• **Given task**
Go through the entries below and write each one out exactly.

• **Data for processing**
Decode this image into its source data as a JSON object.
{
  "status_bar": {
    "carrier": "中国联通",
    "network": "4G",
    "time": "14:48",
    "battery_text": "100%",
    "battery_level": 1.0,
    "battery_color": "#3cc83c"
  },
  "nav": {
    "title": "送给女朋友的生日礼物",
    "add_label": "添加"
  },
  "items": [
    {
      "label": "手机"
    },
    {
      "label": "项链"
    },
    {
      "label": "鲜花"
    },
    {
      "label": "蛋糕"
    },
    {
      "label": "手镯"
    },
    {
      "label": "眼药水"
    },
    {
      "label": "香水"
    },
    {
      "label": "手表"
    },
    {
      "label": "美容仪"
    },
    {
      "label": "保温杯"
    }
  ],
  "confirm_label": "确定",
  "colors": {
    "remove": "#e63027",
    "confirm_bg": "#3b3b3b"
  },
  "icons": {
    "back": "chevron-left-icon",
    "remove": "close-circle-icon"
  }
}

• **Response for this exercise**
Decode this image into its source data as a JSON object.
{
  "status_bar": {
    "carrier": "中国联通",
    "network": "4G",
    "time": "14:48",
    "battery_text": "100%",
    "battery_level": 1.0,
    "battery_color": "#3cc83c"
  },
  "nav": {
    "title": "送给女朋友的生日礼物",
    "add_label": "添加"
  },
  "items": [
    {
      "label": "手机"
    },
    {
      "label": "项链"
    },
    {
      "label": "鲜花"
    },
    {
      "label": "蛋糕"
    },
    {
      "label": "手镯"
    },
    {
      "label": "眼药水"
    },
    {
      "label": "香水"
    },
    {
      "label": "手表"
    },
    {
      "label": "美容仪"
    },
    {
      "label": "保温杯"
    }
  ],
  "confirm_label": "确定",
  "colors": {
    "remove": "#e63027",
    "confirm_bg": "#3b3b3b"
  },
  "icons": {
    "back": "chevron-left-icon",
    "remove": "close-circle-icon"
  }
}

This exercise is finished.